TASK STATEMENT: Reproduce every entry below precisely. Pictures are excluded from the copy.

## Start SUPPLIED DATA

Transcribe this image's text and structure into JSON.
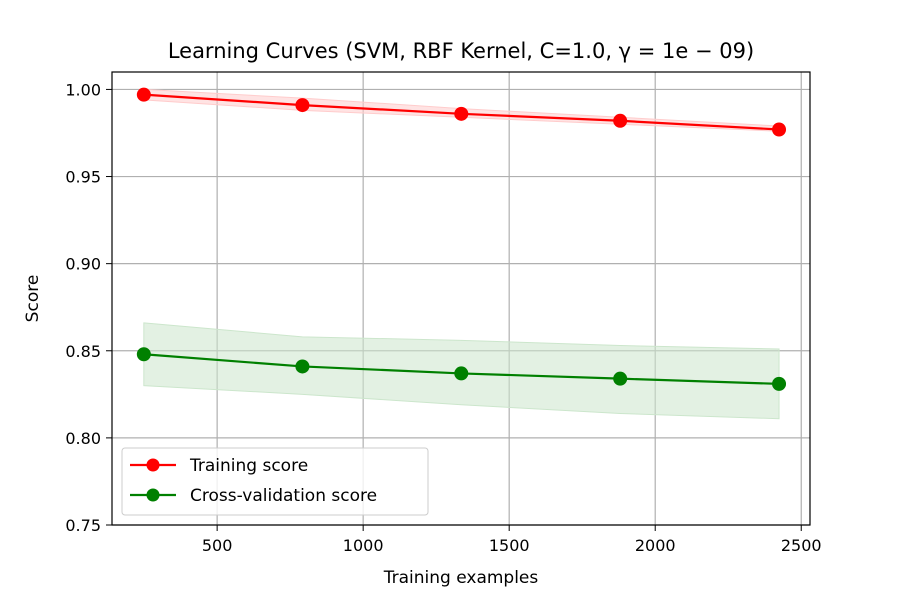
{
  "chart_data": {
    "type": "line",
    "title": "Learning Curves (SVM, RBF Kernel, C=1.0, γ = 1e − 09)",
    "xlabel": "Training examples",
    "ylabel": "Score",
    "xlim": [
      140,
      2530
    ],
    "ylim": [
      0.75,
      1.01
    ],
    "xticks": [
      500,
      1000,
      1500,
      2000,
      2500
    ],
    "xtick_labels": [
      "500",
      "1000",
      "1500",
      "2000",
      "2500"
    ],
    "yticks": [
      0.75,
      0.8,
      0.85,
      0.9,
      0.95,
      1.0
    ],
    "ytick_labels": [
      "0.75",
      "0.80",
      "0.85",
      "0.90",
      "0.95",
      "1.00"
    ],
    "grid": true,
    "legend_position": "lower-left",
    "x": [
      249,
      792,
      1336,
      1880,
      2424
    ],
    "series": [
      {
        "name": "Training score",
        "color": "#ff0000",
        "band_color": "#ffcccc",
        "marker": "circle",
        "values": [
          0.997,
          0.991,
          0.986,
          0.982,
          0.977
        ],
        "lower": [
          0.994,
          0.988,
          0.984,
          0.98,
          0.976
        ],
        "upper": [
          1.0,
          0.995,
          0.989,
          0.984,
          0.979
        ]
      },
      {
        "name": "Cross-validation score",
        "color": "#008000",
        "band_color": "#cce6cc",
        "marker": "circle",
        "values": [
          0.848,
          0.841,
          0.837,
          0.834,
          0.831
        ],
        "lower": [
          0.83,
          0.825,
          0.819,
          0.814,
          0.811
        ],
        "upper": [
          0.866,
          0.858,
          0.856,
          0.853,
          0.851
        ]
      }
    ]
  }
}
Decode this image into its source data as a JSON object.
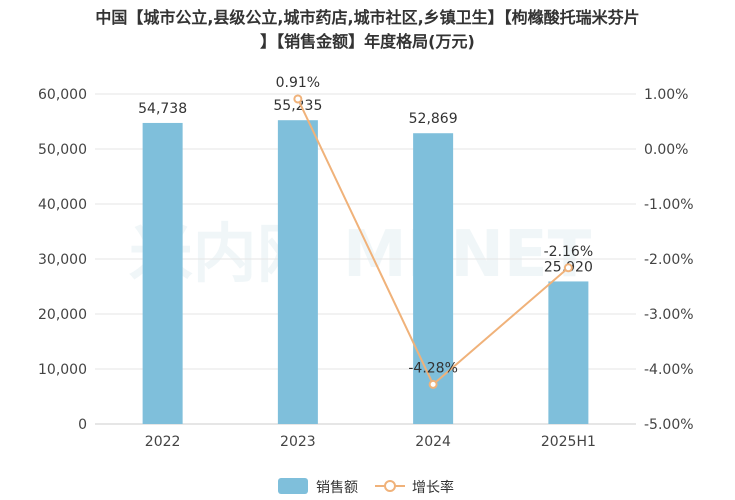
{
  "chart_data": {
    "type": "bar",
    "title_line1": "中国【城市公立,县级公立,城市药店,城市社区,乡镇卫生】【枸橼酸托瑞米芬片",
    "title_line2": "】【销售金额】年度格局(万元)",
    "categories": [
      "2022",
      "2023",
      "2024",
      "2025H1"
    ],
    "series": [
      {
        "name": "销售额",
        "type": "bar",
        "axis": "left",
        "values": [
          54738,
          55235,
          52869,
          25920
        ],
        "labels": [
          "54,738",
          "55,235",
          "52,869",
          "25,920"
        ],
        "color": "#7fbfdb"
      },
      {
        "name": "增长率",
        "type": "line",
        "axis": "right",
        "values": [
          null,
          0.91,
          -4.28,
          -2.16
        ],
        "labels": [
          "",
          "0.91%",
          "-4.28%",
          "-2.16%"
        ],
        "color": "#f0b27a"
      }
    ],
    "left_axis": {
      "ylim": [
        0,
        60000
      ],
      "ticks": [
        0,
        10000,
        20000,
        30000,
        40000,
        50000,
        60000
      ],
      "tick_labels": [
        "0",
        "10,000",
        "20,000",
        "30,000",
        "40,000",
        "50,000",
        "60,000"
      ]
    },
    "right_axis": {
      "ylim": [
        -5,
        1
      ],
      "ticks": [
        -5,
        -4,
        -3,
        -2,
        -1,
        0,
        1
      ],
      "tick_labels": [
        "-5.00%",
        "-4.00%",
        "-3.00%",
        "-2.00%",
        "-1.00%",
        "0.00%",
        "1.00%"
      ]
    },
    "grid": true,
    "legend_position": "bottom-center",
    "watermark": "米内网 MENET"
  }
}
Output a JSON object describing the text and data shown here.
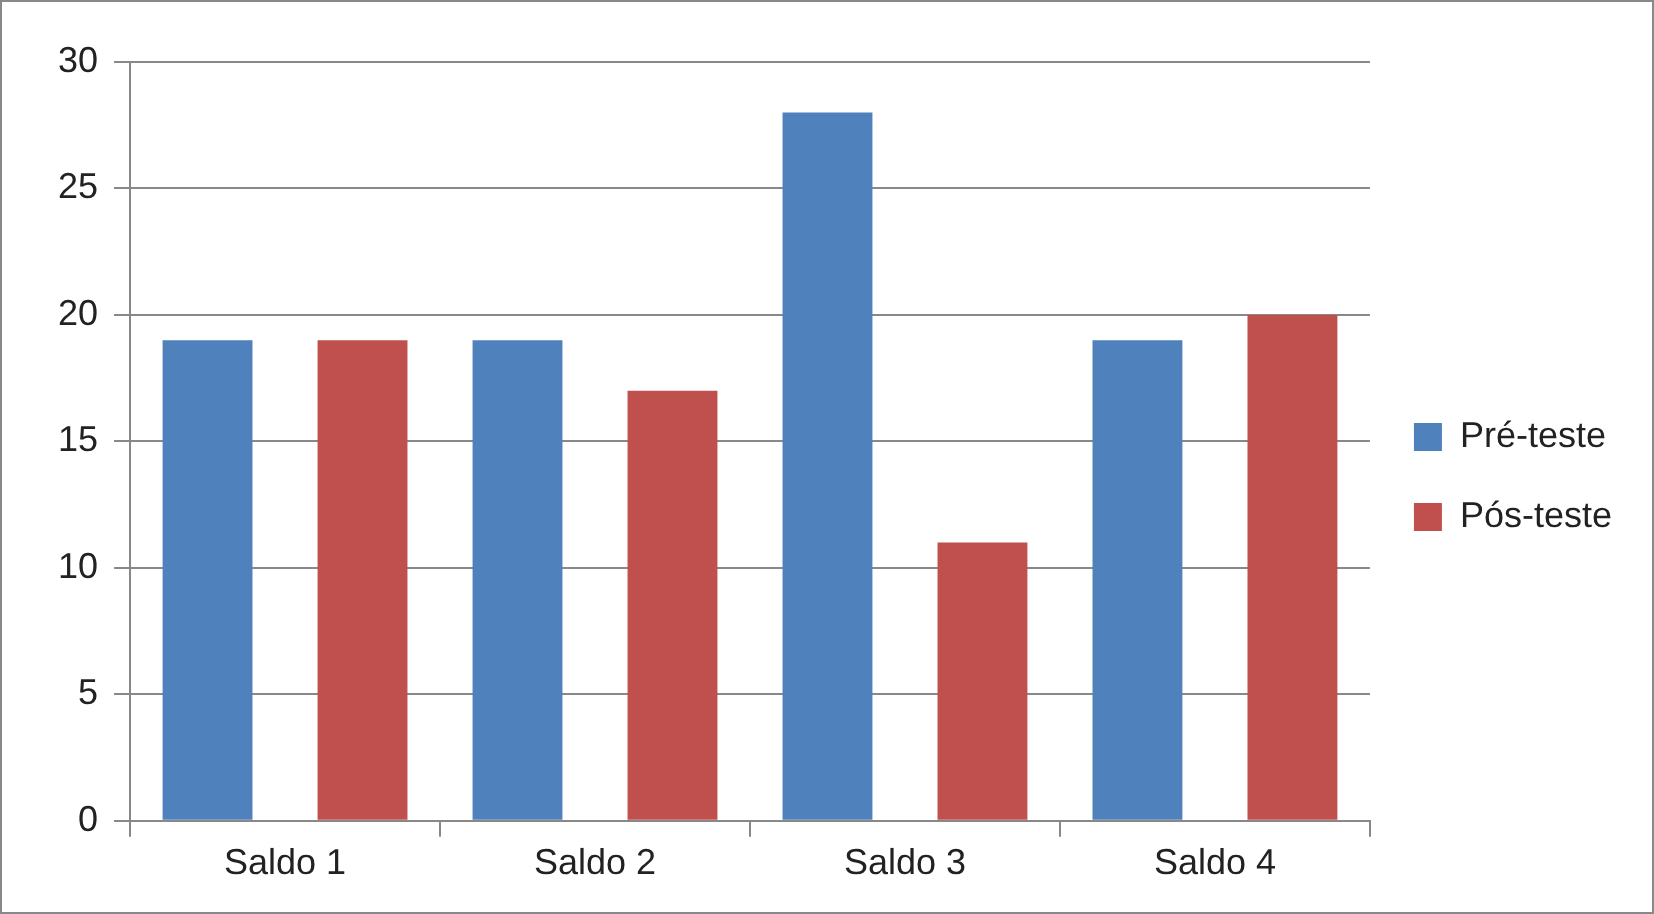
{
  "chart_data": {
    "type": "bar",
    "categories": [
      "Saldo 1",
      "Saldo 2",
      "Saldo 3",
      "Saldo 4"
    ],
    "series": [
      {
        "name": "Pré-teste",
        "color": "#4f81bd",
        "values": [
          19,
          19,
          28,
          19
        ]
      },
      {
        "name": "Pós-teste",
        "color": "#c0504d",
        "values": [
          19,
          17,
          11,
          20
        ]
      }
    ],
    "ylim": [
      0,
      30
    ],
    "yticks": [
      0,
      5,
      10,
      15,
      20,
      25,
      30
    ],
    "grid": "y",
    "legend": "right"
  }
}
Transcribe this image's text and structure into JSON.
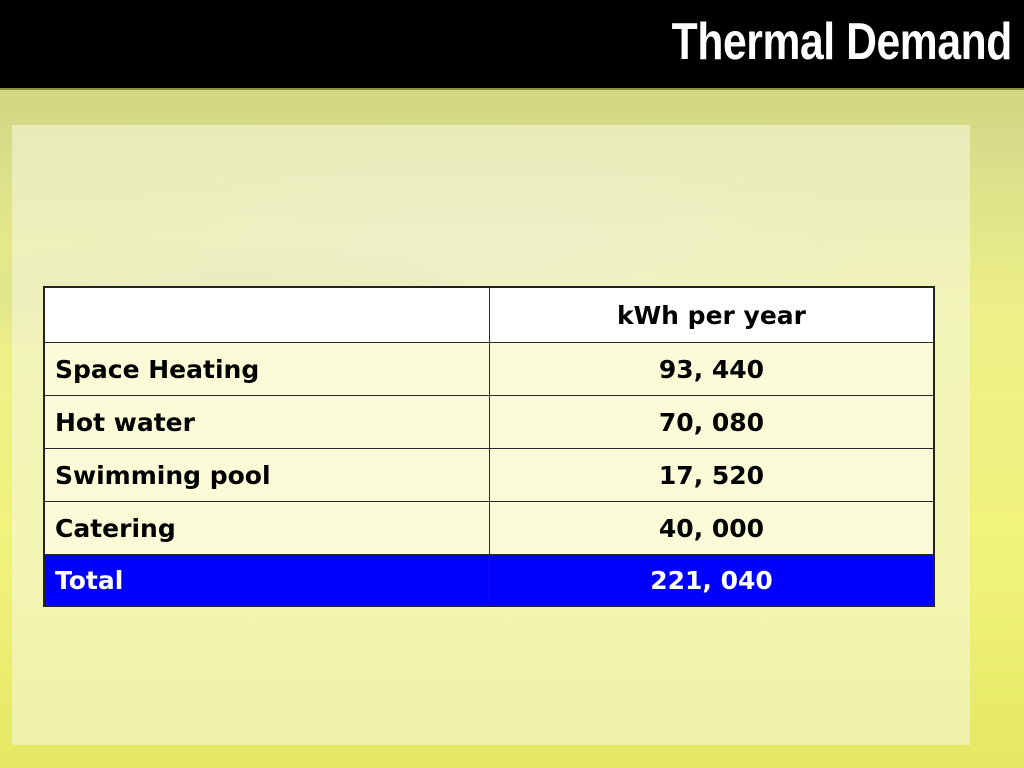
{
  "slide": {
    "title": "Thermal Demand"
  },
  "table": {
    "header": [
      "",
      "kWh per year"
    ],
    "rows": [
      {
        "label": "Space Heating",
        "value": "93, 440"
      },
      {
        "label": "Hot water",
        "value": "70, 080"
      },
      {
        "label": "Swimming pool",
        "value": "17, 520"
      },
      {
        "label": "Catering",
        "value": "40, 000"
      }
    ],
    "total": {
      "label": "Total",
      "value": "221, 040"
    }
  },
  "colors": {
    "title_bar": "#000000",
    "title_text": "#ffffff",
    "total_row": "#0000ff",
    "background": "#e9ec74"
  }
}
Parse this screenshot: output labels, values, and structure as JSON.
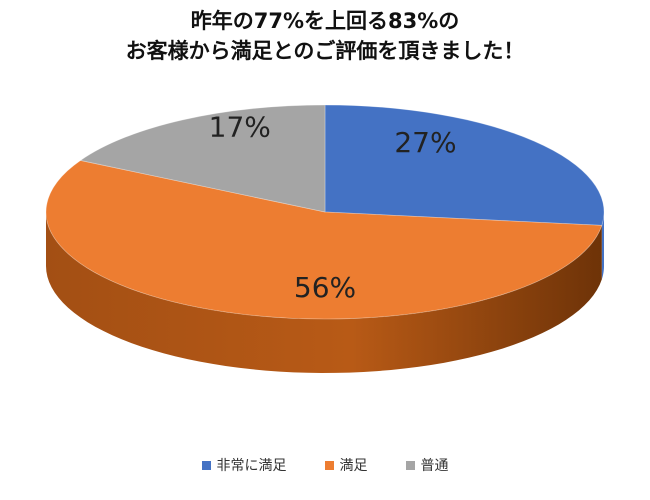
{
  "title_lines": [
    "昨年の77%を上回る83%の",
    "お客様から満足とのご評価を頂きました！"
  ],
  "chart_data": {
    "type": "pie",
    "title": "昨年の77%を上回る83%のお客様から満足とのご評価を頂きました！",
    "categories": [
      "非常に満足",
      "満足",
      "普通"
    ],
    "values": [
      27,
      56,
      17
    ],
    "labels": [
      "27%",
      "56%",
      "17%"
    ],
    "colors": [
      "#4472C4",
      "#ED7D31",
      "#A5A5A5"
    ],
    "legend_position": "bottom",
    "style": "3d"
  }
}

## End SUPPLIED DATA

RESULT OF THIS EXERCISE:
Transcribe this image's text and structure into JSON.
{
  "chart_data": {
    "type": "line",
    "title": "Learning Curves (SVM, RBF Kernel, C=1.0, γ = 1e − 09)",
    "xlabel": "Training examples",
    "ylabel": "Score",
    "xlim": [
      140,
      2530
    ],
    "ylim": [
      0.75,
      1.01
    ],
    "xticks": [
      500,
      1000,
      1500,
      2000,
      2500
    ],
    "xtick_labels": [
      "500",
      "1000",
      "1500",
      "2000",
      "2500"
    ],
    "yticks": [
      0.75,
      0.8,
      0.85,
      0.9,
      0.95,
      1.0
    ],
    "ytick_labels": [
      "0.75",
      "0.80",
      "0.85",
      "0.90",
      "0.95",
      "1.00"
    ],
    "grid": true,
    "legend_position": "lower-left",
    "x": [
      249,
      792,
      1336,
      1880,
      2424
    ],
    "series": [
      {
        "name": "Training score",
        "color": "#ff0000",
        "band_color": "#ffcccc",
        "marker": "circle",
        "values": [
          0.997,
          0.991,
          0.986,
          0.982,
          0.977
        ],
        "lower": [
          0.994,
          0.988,
          0.984,
          0.98,
          0.976
        ],
        "upper": [
          1.0,
          0.995,
          0.989,
          0.984,
          0.979
        ]
      },
      {
        "name": "Cross-validation score",
        "color": "#008000",
        "band_color": "#cce6cc",
        "marker": "circle",
        "values": [
          0.848,
          0.841,
          0.837,
          0.834,
          0.831
        ],
        "lower": [
          0.83,
          0.825,
          0.819,
          0.814,
          0.811
        ],
        "upper": [
          0.866,
          0.858,
          0.856,
          0.853,
          0.851
        ]
      }
    ]
  }
}
Decode this image into its source data as a JSON object.
{
  "chart_data": {
    "type": "bar",
    "title_line1": "中国【城市公立,县级公立,城市药店,城市社区,乡镇卫生】【枸橼酸托瑞米芬片",
    "title_line2": "】【销售金额】年度格局(万元)",
    "categories": [
      "2022",
      "2023",
      "2024",
      "2025H1"
    ],
    "series": [
      {
        "name": "销售额",
        "type": "bar",
        "axis": "left",
        "values": [
          54738,
          55235,
          52869,
          25920
        ],
        "labels": [
          "54,738",
          "55,235",
          "52,869",
          "25,920"
        ],
        "color": "#7fbfdb"
      },
      {
        "name": "增长率",
        "type": "line",
        "axis": "right",
        "values": [
          null,
          0.91,
          -4.28,
          -2.16
        ],
        "labels": [
          "",
          "0.91%",
          "-4.28%",
          "-2.16%"
        ],
        "color": "#f0b27a"
      }
    ],
    "left_axis": {
      "ylim": [
        0,
        60000
      ],
      "ticks": [
        0,
        10000,
        20000,
        30000,
        40000,
        50000,
        60000
      ],
      "tick_labels": [
        "0",
        "10,000",
        "20,000",
        "30,000",
        "40,000",
        "50,000",
        "60,000"
      ]
    },
    "right_axis": {
      "ylim": [
        -5,
        1
      ],
      "ticks": [
        -5,
        -4,
        -3,
        -2,
        -1,
        0,
        1
      ],
      "tick_labels": [
        "-5.00%",
        "-4.00%",
        "-3.00%",
        "-2.00%",
        "-1.00%",
        "0.00%",
        "1.00%"
      ]
    },
    "grid": true,
    "legend_position": "bottom-center",
    "watermark": "米内网 MENET"
  }
}
Output a JSON object describing the text and data shown here.
{
  "chart_data": {
    "type": "bar",
    "categories": [
      "Saldo 1",
      "Saldo 2",
      "Saldo 3",
      "Saldo 4"
    ],
    "series": [
      {
        "name": "Pré-teste",
        "color": "#4f81bd",
        "values": [
          19,
          19,
          28,
          19
        ]
      },
      {
        "name": "Pós-teste",
        "color": "#c0504d",
        "values": [
          19,
          17,
          11,
          20
        ]
      }
    ],
    "ylim": [
      0,
      30
    ],
    "yticks": [
      0,
      5,
      10,
      15,
      20,
      25,
      30
    ],
    "grid": "y",
    "legend": "right"
  }
}
Transcribe this image's text and structure into JSON.
{
  "slide": {
    "title": "Thermal Demand"
  },
  "table": {
    "header": [
      "",
      "kWh per year"
    ],
    "rows": [
      {
        "label": "Space Heating",
        "value": "93, 440"
      },
      {
        "label": "Hot water",
        "value": "70, 080"
      },
      {
        "label": "Swimming pool",
        "value": "17, 520"
      },
      {
        "label": "Catering",
        "value": "40, 000"
      }
    ],
    "total": {
      "label": "Total",
      "value": "221, 040"
    }
  },
  "colors": {
    "title_bar": "#000000",
    "title_text": "#ffffff",
    "total_row": "#0000ff",
    "background": "#e9ec74"
  }
}
Parse this screenshot: output labels, values, and structure as JSON.
{
  "title_lines": [
    "昨年の77%を上回る83%の",
    "お客様から満足とのご評価を頂きました！"
  ],
  "chart_data": {
    "type": "pie",
    "title": "昨年の77%を上回る83%のお客様から満足とのご評価を頂きました！",
    "categories": [
      "非常に満足",
      "満足",
      "普通"
    ],
    "values": [
      27,
      56,
      17
    ],
    "labels": [
      "27%",
      "56%",
      "17%"
    ],
    "colors": [
      "#4472C4",
      "#ED7D31",
      "#A5A5A5"
    ],
    "legend_position": "bottom",
    "style": "3d"
  }
}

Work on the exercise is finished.